▶ _Written request_:
Identify the lines that contain the word "Traduction" and copy each one.

▶ _Available records_:
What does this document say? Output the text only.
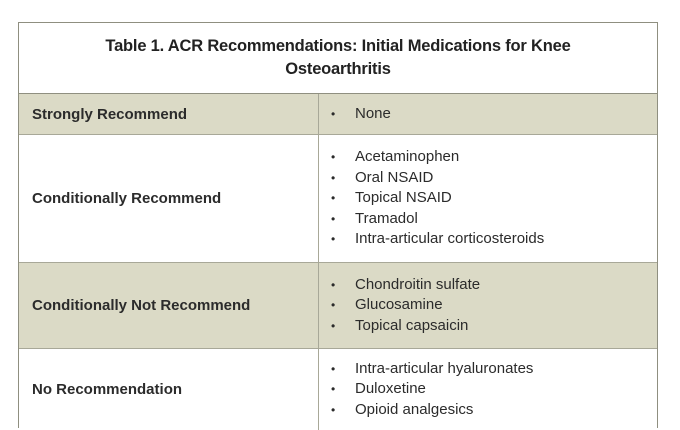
Table 1. ACR Recommendations: Initial Medications for Knee Osteoarthritis
Strongly Recommend	•	None
Conditionally Recommend
•	Acetaminophen
•	Oral NSAID
•	Topical NSAID
•	Tramadol
•	Intra-articular corticosteroids
Conditionally Not Recommend
•	Chondroitin sulfate
•	Glucosamine
•	Topical capsaicin
No Recommendation
•	Intra-articular hyaluronates
•	Duloxetine
•	Opioid analgesics
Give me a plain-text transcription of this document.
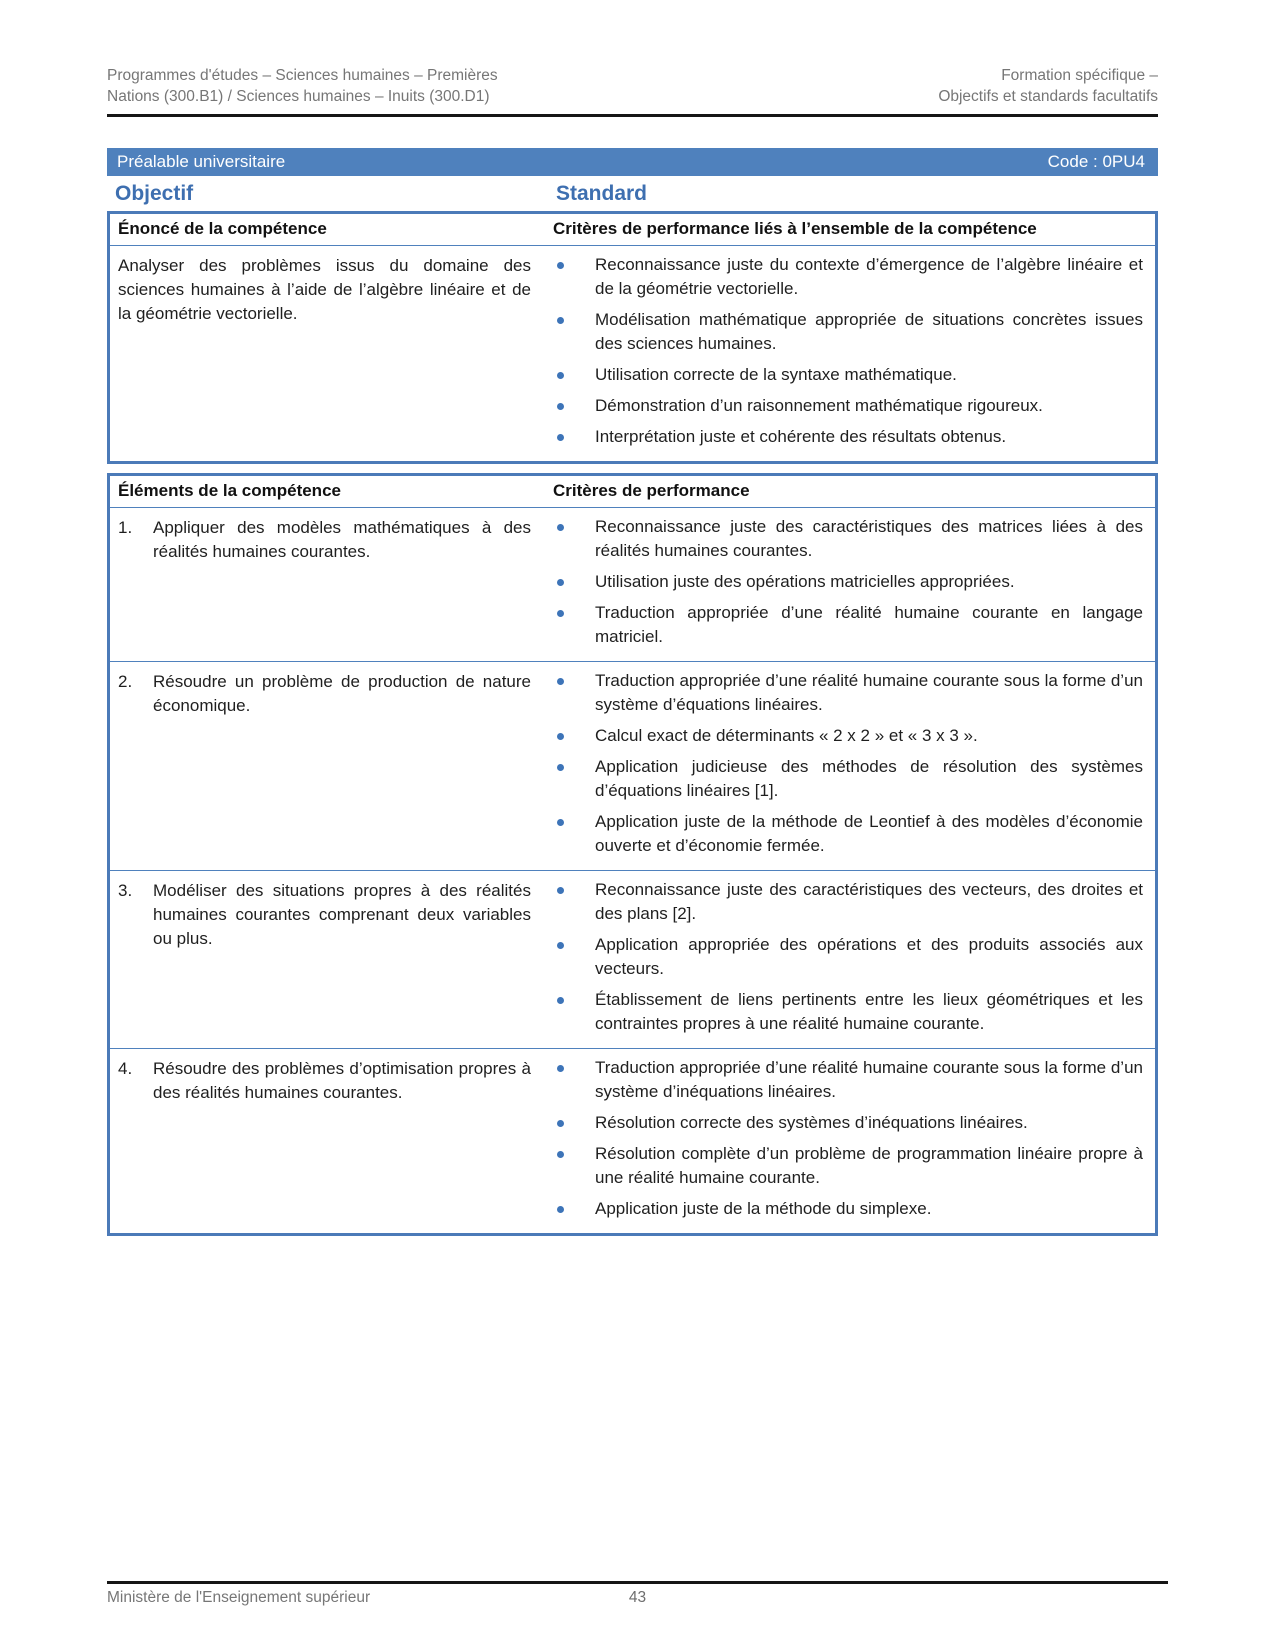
Programmes d'études – Sciences humaines – Premières
Nations (300.B1) / Sciences humaines – Inuits (300.D1)
Formation spécifique –
Objectifs et standards facultatifs
Préalable universitaire	Code : 0PU4
Objectif	Standard
Énoncé de la compétence	Critères de performance liés à l’ensemble de la compétence

Analyser des problèmes issus du domaine des sciences humaines à l’aide de l’algèbre linéaire et de la géométrie vectorielle.

Reconnaissance juste du contexte d’émergence de l’algèbre linéaire et de la géométrie vectorielle.
Modélisation mathématique appropriée de situations concrètes issues des sciences humaines.
Utilisation correcte de la syntaxe mathématique.
Démonstration d’un raisonnement mathématique rigoureux.
Interprétation juste et cohérente des résultats obtenus.
Éléments de la compétence	Critères de performance
1.	Appliquer des modèles mathématiques à des réalités humaines courantes.

Reconnaissance juste des caractéristiques des matrices liées à des réalités humaines courantes.
Utilisation juste des opérations matricielles appropriées.
Traduction appropriée d’une réalité humaine courante en langage matriciel.
2.	Résoudre un problème de production de nature économique.

Traduction appropriée d’une réalité humaine courante sous la forme d’un système d’équations linéaires.
Calcul exact de déterminants « 2 x 2 » et « 3 x 3 ».
Application judicieuse des méthodes de résolution des systèmes d’équations linéaires [1].
Application juste de la méthode de Leontief à des modèles d’économie ouverte et d’économie fermée.
3.	Modéliser des situations propres à des réalités humaines courantes comprenant deux variables ou plus.

Reconnaissance juste des caractéristiques des vecteurs, des droites et des plans [2].
Application appropriée des opérations et des produits associés aux vecteurs.
Établissement de liens pertinents entre les lieux géométriques et les contraintes propres à une réalité humaine courante.
4.	Résoudre des problèmes d’optimisation propres à des réalités humaines courantes.

Traduction appropriée d’une réalité humaine courante sous la forme d’un système d’inéquations linéaires.
Résolution correcte des systèmes d’inéquations linéaires.
Résolution complète d’un problème de programmation linéaire propre à une réalité humaine courante.
Application juste de la méthode du simplexe.
Ministère de l'Enseignement supérieur	43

▶ _Task solution_:
Traduction appropriée d’une réalité humaine courante en langage matriciel.
Traduction appropriée d’une réalité humaine courante sous la forme d’un système d’équations linéaires.
Traduction appropriée d’une réalité humaine courante sous la forme d’un système d’inéquations linéaires.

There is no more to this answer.